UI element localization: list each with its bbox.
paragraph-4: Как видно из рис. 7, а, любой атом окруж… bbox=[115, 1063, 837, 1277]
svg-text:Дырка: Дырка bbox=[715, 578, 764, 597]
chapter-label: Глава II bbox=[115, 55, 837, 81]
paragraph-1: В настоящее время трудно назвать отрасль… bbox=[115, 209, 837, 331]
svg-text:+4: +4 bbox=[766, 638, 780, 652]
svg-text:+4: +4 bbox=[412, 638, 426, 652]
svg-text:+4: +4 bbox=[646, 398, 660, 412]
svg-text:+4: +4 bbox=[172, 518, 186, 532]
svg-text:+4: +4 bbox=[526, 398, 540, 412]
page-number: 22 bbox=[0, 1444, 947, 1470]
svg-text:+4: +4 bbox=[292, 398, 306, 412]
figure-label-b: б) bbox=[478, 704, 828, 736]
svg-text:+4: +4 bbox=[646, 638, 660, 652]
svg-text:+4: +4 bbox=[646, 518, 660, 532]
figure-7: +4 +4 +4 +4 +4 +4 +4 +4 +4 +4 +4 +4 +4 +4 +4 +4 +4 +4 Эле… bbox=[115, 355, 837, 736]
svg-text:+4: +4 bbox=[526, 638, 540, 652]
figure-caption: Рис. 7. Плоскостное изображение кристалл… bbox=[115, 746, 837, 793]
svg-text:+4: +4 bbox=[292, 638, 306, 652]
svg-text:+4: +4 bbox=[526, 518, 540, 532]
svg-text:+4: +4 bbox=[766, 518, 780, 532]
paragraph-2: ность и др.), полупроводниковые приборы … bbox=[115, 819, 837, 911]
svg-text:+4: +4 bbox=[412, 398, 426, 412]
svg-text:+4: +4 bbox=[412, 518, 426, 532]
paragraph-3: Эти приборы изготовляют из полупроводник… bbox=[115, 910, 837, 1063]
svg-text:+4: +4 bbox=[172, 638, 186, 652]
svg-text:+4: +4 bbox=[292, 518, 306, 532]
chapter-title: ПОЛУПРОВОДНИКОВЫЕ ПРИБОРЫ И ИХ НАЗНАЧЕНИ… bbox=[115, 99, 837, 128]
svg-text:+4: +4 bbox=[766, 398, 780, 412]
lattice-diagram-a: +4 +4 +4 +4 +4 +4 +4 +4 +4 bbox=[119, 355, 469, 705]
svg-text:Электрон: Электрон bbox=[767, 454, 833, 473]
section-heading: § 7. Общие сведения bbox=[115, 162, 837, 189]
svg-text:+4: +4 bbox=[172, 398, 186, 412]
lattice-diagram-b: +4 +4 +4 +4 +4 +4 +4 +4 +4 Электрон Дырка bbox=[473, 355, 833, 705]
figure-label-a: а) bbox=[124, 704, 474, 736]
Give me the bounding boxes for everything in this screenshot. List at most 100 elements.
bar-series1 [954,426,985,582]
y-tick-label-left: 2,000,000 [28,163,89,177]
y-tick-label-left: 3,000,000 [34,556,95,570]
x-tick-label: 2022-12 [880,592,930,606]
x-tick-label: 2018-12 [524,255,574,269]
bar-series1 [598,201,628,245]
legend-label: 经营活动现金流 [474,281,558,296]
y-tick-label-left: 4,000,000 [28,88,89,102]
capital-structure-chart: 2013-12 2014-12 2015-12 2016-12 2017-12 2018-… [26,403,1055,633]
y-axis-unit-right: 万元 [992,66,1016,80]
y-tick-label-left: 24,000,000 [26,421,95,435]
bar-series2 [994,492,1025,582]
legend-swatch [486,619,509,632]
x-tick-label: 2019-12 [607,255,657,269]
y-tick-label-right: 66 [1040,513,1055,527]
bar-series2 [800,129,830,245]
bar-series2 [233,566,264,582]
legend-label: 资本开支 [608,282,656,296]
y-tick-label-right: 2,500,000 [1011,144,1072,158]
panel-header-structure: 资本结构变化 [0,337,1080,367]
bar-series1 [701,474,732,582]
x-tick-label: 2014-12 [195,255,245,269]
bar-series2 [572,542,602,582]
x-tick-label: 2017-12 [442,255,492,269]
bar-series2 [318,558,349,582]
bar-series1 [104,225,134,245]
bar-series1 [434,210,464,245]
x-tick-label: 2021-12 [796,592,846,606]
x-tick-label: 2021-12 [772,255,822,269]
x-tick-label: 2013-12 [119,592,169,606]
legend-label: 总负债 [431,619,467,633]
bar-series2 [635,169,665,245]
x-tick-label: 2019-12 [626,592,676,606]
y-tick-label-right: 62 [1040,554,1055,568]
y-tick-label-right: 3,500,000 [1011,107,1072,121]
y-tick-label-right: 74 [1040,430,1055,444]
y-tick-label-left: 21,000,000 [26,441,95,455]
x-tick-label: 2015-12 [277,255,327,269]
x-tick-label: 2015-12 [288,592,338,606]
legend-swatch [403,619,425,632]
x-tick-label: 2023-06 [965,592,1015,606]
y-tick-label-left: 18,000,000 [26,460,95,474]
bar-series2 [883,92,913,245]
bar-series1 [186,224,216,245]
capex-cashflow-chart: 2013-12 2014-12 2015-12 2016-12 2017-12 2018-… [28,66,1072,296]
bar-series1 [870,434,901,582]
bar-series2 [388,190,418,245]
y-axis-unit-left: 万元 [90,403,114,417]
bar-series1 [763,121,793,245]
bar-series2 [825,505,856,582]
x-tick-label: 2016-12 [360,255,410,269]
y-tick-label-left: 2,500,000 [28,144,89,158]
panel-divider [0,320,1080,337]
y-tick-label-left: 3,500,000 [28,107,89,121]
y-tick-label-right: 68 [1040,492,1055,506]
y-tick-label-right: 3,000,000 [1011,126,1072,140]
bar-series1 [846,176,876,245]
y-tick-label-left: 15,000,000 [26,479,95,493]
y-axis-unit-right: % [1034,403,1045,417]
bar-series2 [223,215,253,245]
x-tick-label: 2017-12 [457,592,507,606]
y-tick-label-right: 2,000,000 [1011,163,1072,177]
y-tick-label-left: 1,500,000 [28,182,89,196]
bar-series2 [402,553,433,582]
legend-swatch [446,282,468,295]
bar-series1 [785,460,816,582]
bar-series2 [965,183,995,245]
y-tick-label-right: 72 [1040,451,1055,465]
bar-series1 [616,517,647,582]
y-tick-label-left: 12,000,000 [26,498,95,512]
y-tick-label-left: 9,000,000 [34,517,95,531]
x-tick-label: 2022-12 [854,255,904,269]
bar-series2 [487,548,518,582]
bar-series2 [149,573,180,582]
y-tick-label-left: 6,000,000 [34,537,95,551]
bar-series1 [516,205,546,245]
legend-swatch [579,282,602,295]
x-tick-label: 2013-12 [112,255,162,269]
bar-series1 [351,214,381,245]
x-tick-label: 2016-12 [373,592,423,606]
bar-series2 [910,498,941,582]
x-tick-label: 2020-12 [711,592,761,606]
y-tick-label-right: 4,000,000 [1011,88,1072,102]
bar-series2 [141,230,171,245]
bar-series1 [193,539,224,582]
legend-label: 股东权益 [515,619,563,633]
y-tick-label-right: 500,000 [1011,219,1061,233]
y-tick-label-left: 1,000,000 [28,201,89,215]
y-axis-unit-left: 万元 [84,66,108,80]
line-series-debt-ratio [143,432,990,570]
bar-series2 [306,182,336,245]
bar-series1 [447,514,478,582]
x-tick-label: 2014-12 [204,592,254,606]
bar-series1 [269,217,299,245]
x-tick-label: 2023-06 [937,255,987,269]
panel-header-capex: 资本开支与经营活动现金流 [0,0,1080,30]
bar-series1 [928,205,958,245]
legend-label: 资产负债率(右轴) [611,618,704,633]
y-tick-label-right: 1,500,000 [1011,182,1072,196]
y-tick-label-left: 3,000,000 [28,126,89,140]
-------------------------
What is being asked: Count the lines in the listing above that contain the string "swatch". Reply with the number alone.

Exercise answer: 4